#### SUPPLIED DATA
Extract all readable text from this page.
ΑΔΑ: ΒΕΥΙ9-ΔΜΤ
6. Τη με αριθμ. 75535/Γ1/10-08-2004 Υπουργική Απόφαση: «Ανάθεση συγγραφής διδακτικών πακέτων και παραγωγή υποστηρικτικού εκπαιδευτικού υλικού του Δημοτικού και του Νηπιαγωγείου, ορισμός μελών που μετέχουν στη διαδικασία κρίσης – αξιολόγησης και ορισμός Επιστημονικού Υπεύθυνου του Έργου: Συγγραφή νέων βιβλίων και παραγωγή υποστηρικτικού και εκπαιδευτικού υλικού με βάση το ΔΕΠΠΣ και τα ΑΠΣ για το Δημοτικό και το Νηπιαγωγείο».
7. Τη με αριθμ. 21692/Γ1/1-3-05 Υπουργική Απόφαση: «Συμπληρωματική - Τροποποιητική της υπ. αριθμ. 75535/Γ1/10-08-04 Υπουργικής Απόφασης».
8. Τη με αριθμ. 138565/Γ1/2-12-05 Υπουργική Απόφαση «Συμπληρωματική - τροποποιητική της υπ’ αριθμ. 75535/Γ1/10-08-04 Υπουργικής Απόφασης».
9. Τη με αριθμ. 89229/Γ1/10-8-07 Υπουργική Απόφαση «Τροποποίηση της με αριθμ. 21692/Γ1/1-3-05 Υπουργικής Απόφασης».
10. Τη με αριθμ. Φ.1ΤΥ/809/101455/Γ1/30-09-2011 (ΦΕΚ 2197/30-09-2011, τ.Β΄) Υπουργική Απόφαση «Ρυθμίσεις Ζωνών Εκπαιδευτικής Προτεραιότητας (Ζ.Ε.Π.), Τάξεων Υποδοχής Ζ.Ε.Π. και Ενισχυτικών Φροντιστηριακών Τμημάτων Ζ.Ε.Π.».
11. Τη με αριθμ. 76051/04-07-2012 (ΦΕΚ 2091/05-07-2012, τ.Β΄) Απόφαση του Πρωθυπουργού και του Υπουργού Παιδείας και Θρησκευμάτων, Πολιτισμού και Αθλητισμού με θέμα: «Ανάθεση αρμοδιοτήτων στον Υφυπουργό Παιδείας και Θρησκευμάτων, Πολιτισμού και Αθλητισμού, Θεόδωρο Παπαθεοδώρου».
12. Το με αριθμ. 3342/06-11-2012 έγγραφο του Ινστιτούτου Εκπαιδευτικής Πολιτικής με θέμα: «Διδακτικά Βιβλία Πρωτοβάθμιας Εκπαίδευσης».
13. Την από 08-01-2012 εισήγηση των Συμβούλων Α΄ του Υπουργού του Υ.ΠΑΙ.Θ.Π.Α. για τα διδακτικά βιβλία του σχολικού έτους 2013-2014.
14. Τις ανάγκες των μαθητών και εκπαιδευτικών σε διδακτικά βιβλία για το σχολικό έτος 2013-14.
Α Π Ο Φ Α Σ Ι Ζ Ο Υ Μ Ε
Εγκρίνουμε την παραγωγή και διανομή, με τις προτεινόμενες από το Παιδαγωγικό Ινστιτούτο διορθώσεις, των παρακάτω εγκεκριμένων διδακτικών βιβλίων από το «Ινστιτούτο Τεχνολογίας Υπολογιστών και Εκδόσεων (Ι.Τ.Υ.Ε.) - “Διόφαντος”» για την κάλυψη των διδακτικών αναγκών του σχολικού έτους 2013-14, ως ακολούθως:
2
########
WHAT THIS TASK INVOLVES =>
Every entry should be printed again exactly as written.

EXERCISE RESPONSE =>
Extract all readable text from this page.
ΑΔΑ: ΒΕΥΙ9-ΔΜΤ
6. Τη με αριθμ. 75535/Γ1/10-08-2004 Υπουργική Απόφαση: «Ανάθεση συγγραφής διδακτικών πακέτων και παραγωγή υποστηρικτικού εκπαιδευτικού υλικού του Δημοτικού και του Νηπιαγωγείου, ορισμός μελών που μετέχουν στη διαδικασία κρίσης – αξιολόγησης και ορισμός Επιστημονικού Υπεύθυνου του Έργου: Συγγραφή νέων βιβλίων και παραγωγή υποστηρικτικού και εκπαιδευτικού υλικού με βάση το ΔΕΠΠΣ και τα ΑΠΣ για το Δημοτικό και το Νηπιαγωγείο».
7. Τη με αριθμ. 21692/Γ1/1-3-05 Υπουργική Απόφαση: «Συμπληρωματική - Τροποποιητική της υπ. αριθμ. 75535/Γ1/10-08-04 Υπουργικής Απόφασης».
8. Τη με αριθμ. 138565/Γ1/2-12-05 Υπουργική Απόφαση «Συμπληρωματική - τροποποιητική της υπ’ αριθμ. 75535/Γ1/10-08-04 Υπουργικής Απόφασης».
9. Τη με αριθμ. 89229/Γ1/10-8-07 Υπουργική Απόφαση «Τροποποίηση της με αριθμ. 21692/Γ1/1-3-05 Υπουργικής Απόφασης».
10. Τη με αριθμ. Φ.1ΤΥ/809/101455/Γ1/30-09-2011 (ΦΕΚ 2197/30-09-2011, τ.Β΄) Υπουργική Απόφαση «Ρυθμίσεις Ζωνών Εκπαιδευτικής Προτεραιότητας (Ζ.Ε.Π.), Τάξεων Υποδοχής Ζ.Ε.Π. και Ενισχυτικών Φροντιστηριακών Τμημάτων Ζ.Ε.Π.».
11. Τη με αριθμ. 76051/04-07-2012 (ΦΕΚ 2091/05-07-2012, τ.Β΄) Απόφαση του Πρωθυπουργού και του Υπουργού Παιδείας και Θρησκευμάτων, Πολιτισμού και Αθλητισμού με θέμα: «Ανάθεση αρμοδιοτήτων στον Υφυπουργό Παιδείας και Θρησκευμάτων, Πολιτισμού και Αθλητισμού, Θεόδωρο Παπαθεοδώρου».
12. Το με αριθμ. 3342/06-11-2012 έγγραφο του Ινστιτούτου Εκπαιδευτικής Πολιτικής με θέμα: «Διδακτικά Βιβλία Πρωτοβάθμιας Εκπαίδευσης».
13. Την από 08-01-2012 εισήγηση των Συμβούλων Α΄ του Υπουργού του Υ.ΠΑΙ.Θ.Π.Α. για τα διδακτικά βιβλία του σχολικού έτους 2013-2014.
14. Τις ανάγκες των μαθητών και εκπαιδευτικών σε διδακτικά βιβλία για το σχολικό έτος 2013-14.
Α Π Ο Φ Α Σ Ι Ζ Ο Υ Μ Ε
Εγκρίνουμε την παραγωγή και διανομή, με τις προτεινόμενες από το Παιδαγωγικό Ινστιτούτο διορθώσεις, των παρακάτω εγκεκριμένων διδακτικών βιβλίων από το «Ινστιτούτο Τεχνολογίας Υπολογιστών και Εκδόσεων (Ι.Τ.Υ.Ε.) - “Διόφαντος”» για την κάλυψη των διδακτικών αναγκών του σχολικού έτους 2013-14, ως ακολούθως:
2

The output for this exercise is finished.